* _The request_:
Could you give the lines below as a JSON list of strings, with one string per line and any blank lines left out?

* _Data to process_:
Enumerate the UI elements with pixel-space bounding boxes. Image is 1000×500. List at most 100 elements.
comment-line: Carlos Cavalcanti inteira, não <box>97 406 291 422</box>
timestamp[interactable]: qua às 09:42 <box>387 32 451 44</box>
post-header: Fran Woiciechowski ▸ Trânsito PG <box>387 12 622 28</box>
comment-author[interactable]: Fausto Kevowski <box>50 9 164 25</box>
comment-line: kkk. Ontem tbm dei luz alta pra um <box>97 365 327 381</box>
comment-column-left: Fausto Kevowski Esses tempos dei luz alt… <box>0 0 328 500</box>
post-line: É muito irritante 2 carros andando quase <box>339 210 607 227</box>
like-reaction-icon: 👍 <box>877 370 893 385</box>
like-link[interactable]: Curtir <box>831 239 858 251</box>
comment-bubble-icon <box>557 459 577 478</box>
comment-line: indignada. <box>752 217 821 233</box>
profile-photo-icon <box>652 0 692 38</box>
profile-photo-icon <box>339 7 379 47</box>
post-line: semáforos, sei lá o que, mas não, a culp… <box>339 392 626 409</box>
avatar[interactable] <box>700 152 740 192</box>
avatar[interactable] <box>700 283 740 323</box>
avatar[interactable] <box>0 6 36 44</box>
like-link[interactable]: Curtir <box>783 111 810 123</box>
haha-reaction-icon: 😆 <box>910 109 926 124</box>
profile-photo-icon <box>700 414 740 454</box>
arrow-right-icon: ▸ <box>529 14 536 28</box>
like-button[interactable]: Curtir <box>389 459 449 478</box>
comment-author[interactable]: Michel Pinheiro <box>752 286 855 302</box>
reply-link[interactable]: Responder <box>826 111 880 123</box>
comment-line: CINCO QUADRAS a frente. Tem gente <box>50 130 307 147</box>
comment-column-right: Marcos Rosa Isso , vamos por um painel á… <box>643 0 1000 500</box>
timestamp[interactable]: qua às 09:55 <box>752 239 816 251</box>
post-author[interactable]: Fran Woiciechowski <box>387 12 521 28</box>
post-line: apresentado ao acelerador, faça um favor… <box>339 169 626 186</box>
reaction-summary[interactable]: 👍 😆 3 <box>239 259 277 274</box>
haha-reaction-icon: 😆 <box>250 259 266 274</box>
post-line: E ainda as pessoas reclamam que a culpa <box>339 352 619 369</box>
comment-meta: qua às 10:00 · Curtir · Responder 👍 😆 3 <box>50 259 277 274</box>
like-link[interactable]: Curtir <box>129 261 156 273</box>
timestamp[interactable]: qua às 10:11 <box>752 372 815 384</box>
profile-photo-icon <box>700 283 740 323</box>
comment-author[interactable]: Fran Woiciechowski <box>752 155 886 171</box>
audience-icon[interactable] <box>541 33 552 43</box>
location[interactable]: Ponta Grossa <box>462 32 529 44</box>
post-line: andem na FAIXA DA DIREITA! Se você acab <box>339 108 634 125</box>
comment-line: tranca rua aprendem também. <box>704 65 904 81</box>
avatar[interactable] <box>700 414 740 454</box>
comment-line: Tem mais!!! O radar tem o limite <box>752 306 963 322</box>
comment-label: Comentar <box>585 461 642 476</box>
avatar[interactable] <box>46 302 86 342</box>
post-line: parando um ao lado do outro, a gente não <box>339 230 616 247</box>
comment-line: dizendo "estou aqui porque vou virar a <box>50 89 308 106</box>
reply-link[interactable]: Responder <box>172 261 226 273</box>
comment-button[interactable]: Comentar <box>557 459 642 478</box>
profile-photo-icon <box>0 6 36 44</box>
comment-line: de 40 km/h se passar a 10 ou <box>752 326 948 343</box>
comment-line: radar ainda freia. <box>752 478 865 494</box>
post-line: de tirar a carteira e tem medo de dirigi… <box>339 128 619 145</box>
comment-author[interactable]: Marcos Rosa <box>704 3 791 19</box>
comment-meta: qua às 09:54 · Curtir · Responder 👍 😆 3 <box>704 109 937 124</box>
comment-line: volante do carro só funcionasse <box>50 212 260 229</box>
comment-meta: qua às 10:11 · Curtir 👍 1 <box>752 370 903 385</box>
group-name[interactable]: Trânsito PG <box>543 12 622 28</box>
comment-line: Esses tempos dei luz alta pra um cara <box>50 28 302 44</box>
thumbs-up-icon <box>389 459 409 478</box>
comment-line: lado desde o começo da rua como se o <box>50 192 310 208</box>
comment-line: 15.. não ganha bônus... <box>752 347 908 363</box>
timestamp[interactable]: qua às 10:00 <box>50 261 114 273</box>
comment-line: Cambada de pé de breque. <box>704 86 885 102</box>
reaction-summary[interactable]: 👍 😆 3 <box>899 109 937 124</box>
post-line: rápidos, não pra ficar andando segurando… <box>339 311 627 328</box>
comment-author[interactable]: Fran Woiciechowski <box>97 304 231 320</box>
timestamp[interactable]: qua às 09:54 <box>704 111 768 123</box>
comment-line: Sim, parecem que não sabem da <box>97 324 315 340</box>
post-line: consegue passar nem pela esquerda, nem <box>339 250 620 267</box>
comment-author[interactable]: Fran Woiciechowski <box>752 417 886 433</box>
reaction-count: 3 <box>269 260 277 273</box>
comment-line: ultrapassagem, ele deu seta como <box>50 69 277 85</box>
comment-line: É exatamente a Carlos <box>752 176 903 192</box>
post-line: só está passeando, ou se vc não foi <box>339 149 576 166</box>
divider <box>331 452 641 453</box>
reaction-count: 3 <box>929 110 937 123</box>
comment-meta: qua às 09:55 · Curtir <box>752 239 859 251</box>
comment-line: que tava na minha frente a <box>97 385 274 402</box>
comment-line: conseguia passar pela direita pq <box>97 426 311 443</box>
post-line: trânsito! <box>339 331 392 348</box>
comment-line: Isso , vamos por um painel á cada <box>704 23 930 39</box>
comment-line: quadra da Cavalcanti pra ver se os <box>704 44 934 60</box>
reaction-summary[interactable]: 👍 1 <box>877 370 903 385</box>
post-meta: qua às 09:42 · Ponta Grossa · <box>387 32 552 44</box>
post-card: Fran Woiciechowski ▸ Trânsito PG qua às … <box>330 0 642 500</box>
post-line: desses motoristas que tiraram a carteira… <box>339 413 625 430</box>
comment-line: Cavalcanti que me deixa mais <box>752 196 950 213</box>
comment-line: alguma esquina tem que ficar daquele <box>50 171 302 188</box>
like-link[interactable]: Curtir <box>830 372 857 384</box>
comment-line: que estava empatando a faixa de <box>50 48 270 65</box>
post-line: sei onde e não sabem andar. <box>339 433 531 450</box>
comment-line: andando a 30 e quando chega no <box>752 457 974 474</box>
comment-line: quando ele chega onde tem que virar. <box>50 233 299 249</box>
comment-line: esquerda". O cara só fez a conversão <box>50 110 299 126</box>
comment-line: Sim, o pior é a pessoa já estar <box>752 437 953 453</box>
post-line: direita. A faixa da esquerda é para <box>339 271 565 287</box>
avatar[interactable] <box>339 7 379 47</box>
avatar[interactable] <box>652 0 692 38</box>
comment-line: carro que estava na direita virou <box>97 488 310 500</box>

* _Finished task_:
[
  "Enumerate the UI elements with pixel-space bounding boxes. Image is 1000×500. List at most 100 elements.",
  "comment-line: Carlos Cavalcanti inteira, não <box>97 406 291 422</box>",
  "timestamp[interactable]: qua às 09:42 <box>387 32 451 44</box>",
  "post-header: Fran Woiciechowski ▸ Trânsito PG <box>387 12 622 28</box>",
  "comment-author[interactable]: Fausto Kevowski <box>50 9 164 25</box>",
  "comment-line: kkk. Ontem tbm dei luz alta pra um <box>97 365 327 381</box>",
  "comment-column-left: Fausto Kevowski Esses tempos dei luz alt… <box>0 0 328 500</box>",
  "post-line: É muito irritante 2 carros andando quase <box>339 210 607 227</box>",
  "like-reaction-icon: 👍 <box>877 370 893 385</box>",
  "like-link[interactable]: Curtir <box>831 239 858 251</box>",
  "comment-bubble-icon <box>557 459 577 478</box>",
  "comment-line: indignada. <box>752 217 821 233</box>",
  "profile-photo-icon <box>652 0 692 38</box>",
  "profile-photo-icon <box>339 7 379 47</box>",
  "post-line: semáforos, sei lá o que, mas não, a culp… <box>339 392 626 409</box>",
  "avatar[interactable] <box>700 152 740 192</box>",
  "avatar[interactable] <box>700 283 740 323</box>",
  "avatar[interactable] <box>0 6 36 44</box>",
  "like-link[interactable]: Curtir <box>783 111 810 123</box>",
  "haha-reaction-icon: 😆 <box>910 109 926 124</box>",
  "profile-photo-icon <box>700 414 740 454</box>",
  "arrow-right-icon: ▸ <box>529 14 536 28</box>",
  "like-button[interactable]: Curtir <box>389 459 449 478</box>",
  "comment-author[interactable]: Michel Pinheiro <box>752 286 855 302</box>",
  "reply-link[interactable]: Responder <box>826 111 880 123</box>",
  "comment-line: CINCO QUADRAS a frente. Tem gente <box>50 130 307 147</box>",
  "comment-column-right: Marcos Rosa Isso , vamos por um painel á… <box>643 0 1000 500</box>",
  "timestamp[interactable]: qua às 09:55 <box>752 239 816 251</box>",
  "post-author[interactable]: Fran Woiciechowski <box>387 12 521 28</box>",
  "post-line: apresentado ao acelerador, faça um favor… <box>339 169 626 186</box>",
  "reaction-summary[interactable]: 👍 😆 3 <box>239 259 277 274</box>",
  "haha-reaction-icon: 😆 <box>250 259 266 274</box>",
  "post-line: E ainda as pessoas reclamam que a culpa <box>339 352 619 369</box>",
  "comment-meta: qua às 10:00 · Curtir · Responder 👍 😆 3 <box>50 259 277 274</box>",
  "like-link[interactable]: Curtir <box>129 261 156 273</box>",
  "timestamp[interactable]: qua às 10:11 <box>752 372 815 384</box>",
  "profile-photo-icon <box>700 283 740 323</box>",
  "comment-author[interactable]: Fran Woiciechowski <box>752 155 886 171</box>",
  "audience-icon[interactable] <box>541 33 552 43</box>",
  "location[interactable]: Ponta Grossa <box>462 32 529 44</box>",
  "post-line: andem na FAIXA DA DIREITA! Se você acab <box>339 108 634 125</box>",
  "comment-line: tranca rua aprendem também. <box>704 65 904 81</box>",
  "avatar[interactable] <box>700 414 740 454</box>",
  "comment-line: Tem mais!!! O radar tem o limite <box>752 306 963 322</box>",
  "comment-label: Comentar <box>585 461 642 476</box>",
  "avatar[interactable] <box>46 302 86 342</box>",
  "post-line: parando um ao lado do outro, a gente não <box>339 230 616 247</box>",
  "comment-line: dizendo \"estou aqui porque vou virar a <box>50 89 308 106</box>",
  "reply-link[interactable]: Responder <box>172 261 226 273</box>",
  "comment-button[interactable]: Comentar <box>557 459 642 478</box>",
  "profile-photo-icon <box>0 6 36 44</box>",
  "comment-line: de 40 km/h se passar a 10 ou <box>752 326 948 343</box>",
  "comment-line: radar ainda freia. <box>752 478 865 494</box>",
  "post-line: de tirar a carteira e tem medo de dirigi… <box>339 128 619 145</box>",
  "comment-author[interactable]: Marcos Rosa <box>704 3 791 19</box>",
  "comment-meta: qua às 09:54 · Curtir · Responder 👍 😆 3 <box>704 109 937 124</box>",
  "comment-line: volante do carro só funcionasse <box>50 212 260 229</box>",
  "comment-meta: qua às 10:11 · Curtir 👍 1 <box>752 370 903 385</box>",
  "group-name[interactable]: Trânsito PG <box>543 12 622 28</box>",
  "comment-line: Esses tempos dei luz alta pra um cara <box>50 28 302 44</box>",
  "thumbs-up-icon <box>389 459 409 478</box>",
  "comment-line: lado desde o começo da rua como se o <box>50 192 310 208</box>",
  "comment-line: 15.. não ganha bônus... <box>752 347 908 363</box>",
  "timestamp[interactable]: qua às 10:00 <box>50 261 114 273</box>",
  "comment-line: Cambada de pé de breque. <box>704 86 885 102</box>",
  "reaction-summary[interactable]: 👍 😆 3 <box>899 109 937 124</box>",
  "post-line: rápidos, não pra ficar andando segurando… <box>339 311 627 328</box>",
  "comment-author[interactable]: Fran Woiciechowski <box>97 304 231 320</box>",
  "timestamp[interactable]: qua às 09:54 <box>704 111 768 123</box>",
  "comment-line: Sim, parecem que não sabem da <box>97 324 315 340</box>",
  "post-line: consegue passar nem pela esquerda, nem <box>339 250 620 267</box>",
  "comment-author[interactable]: Fran Woiciechowski <box>752 417 886 433</box>",
  "reaction-count: 3 <box>269 260 277 273</box>",
  "comment-line: ultrapassagem, ele deu seta como <box>50 69 277 85</box>",
  "comment-line: É exatamente a Carlos <box>752 176 903 192</box>",
  "post-line: só está passeando, ou se vc não foi <box>339 149 576 166</box>",
  "divider <box>331 452 641 453</box>",
  "reaction-count: 3 <box>929 110 937 123</box>",
  "comment-meta: qua às 09:55 · Curtir <box>752 239 859 251</box>",
  "comment-line: que tava na minha frente a <box>97 385 274 402</box>",
  "comment-line: conseguia passar pela direita pq <box>97 426 311 443</box>",
  "post-line: trânsito! <box>339 331 392 348</box>",
  "comment-line: Isso , vamos por um painel á cada <box>704 23 930 39</box>",
  "comment-line: quadra da Cavalcanti pra ver se os <box>704 44 934 60</box>",
  "reaction-summary[interactable]: 👍 1 <box>877 370 903 385</box>",
  "post-meta: qua às 09:42 · Ponta Grossa · <box>387 32 552 44</box>",
  "post-card: Fran Woiciechowski ▸ Trânsito PG qua às … <box>330 0 642 500</box>",
  "post-line: desses motoristas que tiraram a carteira… <box>339 413 625 430</box>",
  "comment-line: Cavalcanti que me deixa mais <box>752 196 950 213</box>",
  "comment-line: alguma esquina tem que ficar daquele <box>50 171 302 188</box>",
  "like-link[interactable]: Curtir <box>830 372 857 384</box>",
  "comment-line: que estava empatando a faixa de <box>50 48 270 65</box>",
  "post-line: sei onde e não sabem andar. <box>339 433 531 450</box>",
  "comment-line: andando a 30 e quando chega no <box>752 457 974 474</box>",
  "comment-line: quando ele chega onde tem que virar. <box>50 233 299 249</box>",
  "comment-line: esquerda\". O cara só fez a conversão <box>50 110 299 126</box>",
  "comment-line: Sim, o pior é a pessoa já estar <box>752 437 953 453</box>",
  "post-line: direita. A faixa da esquerda é para <box>339 271 565 287</box>",
  "avatar[interactable] <box>339 7 379 47</box>",
  "avatar[interactable] <box>652 0 692 38</box>",
  "comment-line: carro que estava na direita virou <box>97 488 310 500</box>"
]